• _Metin Bölümü_:
● ● ● ● ●
Güncelleme Tarihi:
SİSLİ VE KASVETLİ
İlk durağım köy sakinleri dışında kimsenin giremediği Jamel oldu.
Frankfurt’tan yola çıkarken, bu köy hakkında bildik ve duyduklarımın aslında gördüklerim karşısında çok daha hafif kalacağını düşünmemiştim.
Otobandan çıkıp köy yoluna girdiğimde içimde bazı endişeler vardı. Sisli ve kasvetli hava, belki bu endişeyi biraz tetiklemiş olabilir. Orman arasından geçen, virajlı köy yolu oldukça bakımsızdı.
Pancar tarlaları arasındaki köye girişte “İn, cin top oynuyor” diye düşünürken, arkamdan hızla yaklaşan bir araç korna çalarak, beni hızla geçti. Otomobilin arka camında dev bir Alman kurt köpeği fotoğrafı asılıydı. Evlerin duvarlarında nazi döneminde altın çağını yaşayan fraktur karakterli yazılar ve ‘Güçlü Alman’ı canlandıran resimler beni bir anda filmlerden tanıdığım nazi Almanyasına geri götürdü.
Sokakta hiç kimse görünmüyordu. 35 nüfuslu köyün boş meydanında posta kutusu, insana bu köyde birilerinin yaşadığı ve boş olmadığını haber veriyordu.
KÖY DÖKÜLÜYOR
Yolları perişan ve bakımsız haldeki köyde yaklaşık 40 bina var. Bunların büyük bir bölümü harabe. Boş evler yıkıldı, yıkılacak. Köy boydan boya yaklaşık 300 metrelik bir yol ve 300 metre sonra yol bitiyor. Köyden çıkmak için geri dönmek gerekiyor.
● ● ● ● ●
• _Kayıtlı Veriler_:
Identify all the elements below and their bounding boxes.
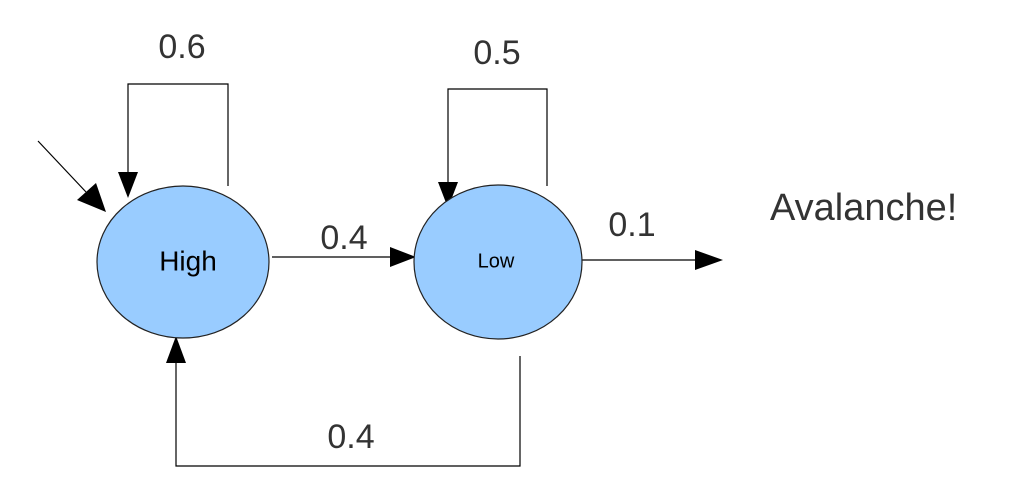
● ● ● ● ●
• _Yazılı Görev_:
Jamel köyünü anlatan metinde "Otobandan çıkıp köy" sözleriyle başlayan bölümü "yolu oldukça bakımsızdı." sözlerine kadar yeniden yazın. Bu bölümde "virajlı" sözcüğünü "dar" ile değiştirin.

• _Çözüm_:
Otobandan çıkıp köy yoluna girdiğimde içimde bazı endişeler vardı. Sisli ve kasvetli hava, belki bu endişeyi biraz tetiklemiş olabilir. Orman arasından geçen, dar köy yolu oldukça bakımsızdı.